▸ **Task brief**:
Return the count of lines that hold the string "move", with no other words.

--------

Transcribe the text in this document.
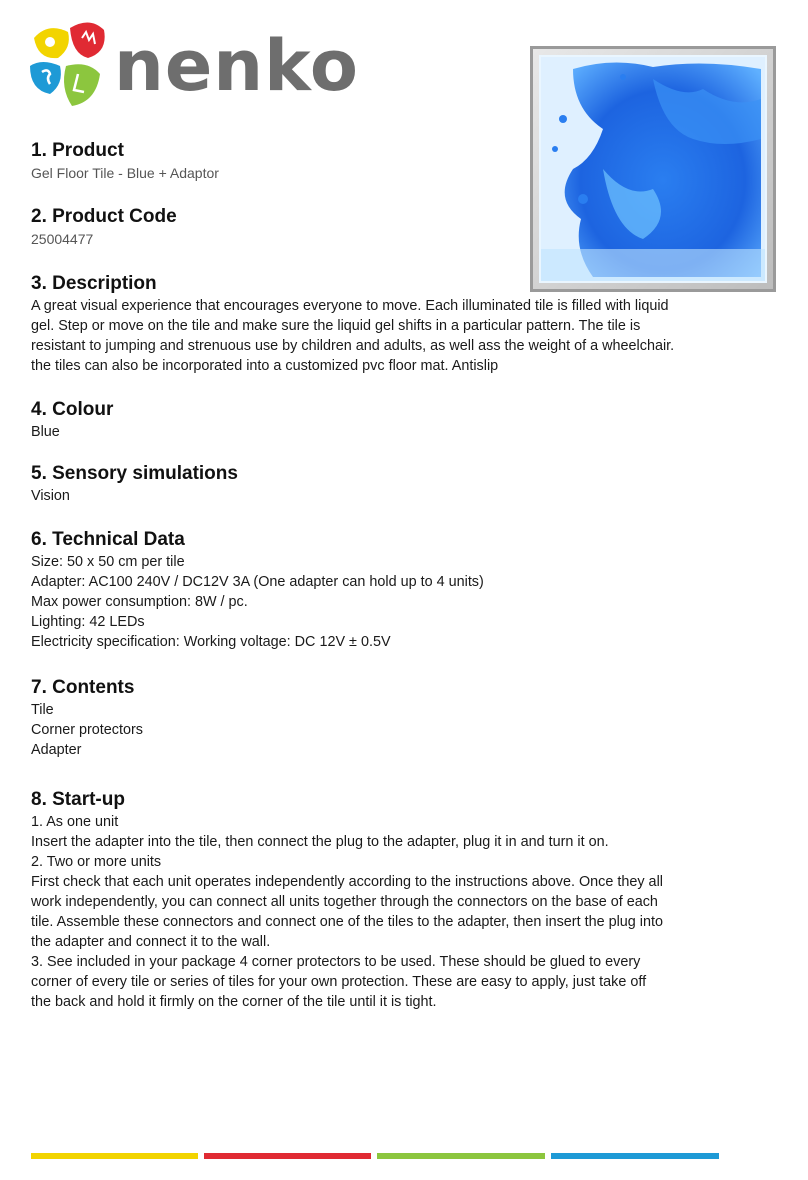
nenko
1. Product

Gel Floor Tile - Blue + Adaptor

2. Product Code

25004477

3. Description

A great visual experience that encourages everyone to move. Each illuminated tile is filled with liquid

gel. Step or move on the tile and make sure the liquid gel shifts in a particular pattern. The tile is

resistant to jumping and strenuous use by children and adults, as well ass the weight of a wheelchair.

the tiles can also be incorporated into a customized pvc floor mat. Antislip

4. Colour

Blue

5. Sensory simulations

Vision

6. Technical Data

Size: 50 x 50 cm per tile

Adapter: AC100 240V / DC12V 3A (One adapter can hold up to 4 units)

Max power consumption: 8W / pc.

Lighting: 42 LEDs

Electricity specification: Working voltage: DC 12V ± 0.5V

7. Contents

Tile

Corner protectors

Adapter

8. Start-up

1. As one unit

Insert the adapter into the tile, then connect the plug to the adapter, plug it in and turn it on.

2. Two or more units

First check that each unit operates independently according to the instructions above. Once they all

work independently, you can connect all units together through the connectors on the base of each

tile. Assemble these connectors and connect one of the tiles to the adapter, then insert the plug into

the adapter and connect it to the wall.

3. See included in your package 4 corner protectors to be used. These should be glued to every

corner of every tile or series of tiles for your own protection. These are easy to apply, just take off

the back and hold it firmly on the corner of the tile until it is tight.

--------

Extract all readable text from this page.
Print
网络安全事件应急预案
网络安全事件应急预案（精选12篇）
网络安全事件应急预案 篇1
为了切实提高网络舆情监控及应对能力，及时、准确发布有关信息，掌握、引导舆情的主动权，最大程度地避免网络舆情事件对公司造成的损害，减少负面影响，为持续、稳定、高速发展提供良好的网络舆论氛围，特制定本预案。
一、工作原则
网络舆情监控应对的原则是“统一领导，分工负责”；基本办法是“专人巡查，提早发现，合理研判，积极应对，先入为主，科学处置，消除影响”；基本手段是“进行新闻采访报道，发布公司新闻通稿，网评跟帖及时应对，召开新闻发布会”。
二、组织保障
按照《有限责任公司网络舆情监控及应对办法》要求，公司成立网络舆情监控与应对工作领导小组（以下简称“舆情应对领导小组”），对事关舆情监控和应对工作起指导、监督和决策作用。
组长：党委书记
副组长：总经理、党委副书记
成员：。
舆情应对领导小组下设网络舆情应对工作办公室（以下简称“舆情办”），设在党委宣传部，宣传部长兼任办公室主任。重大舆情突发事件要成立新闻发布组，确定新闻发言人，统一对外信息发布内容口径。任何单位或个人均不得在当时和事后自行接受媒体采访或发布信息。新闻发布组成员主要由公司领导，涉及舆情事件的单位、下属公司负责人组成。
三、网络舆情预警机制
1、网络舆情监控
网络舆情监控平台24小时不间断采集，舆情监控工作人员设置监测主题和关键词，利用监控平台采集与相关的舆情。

--------

▸ **Result for this exercise**:
2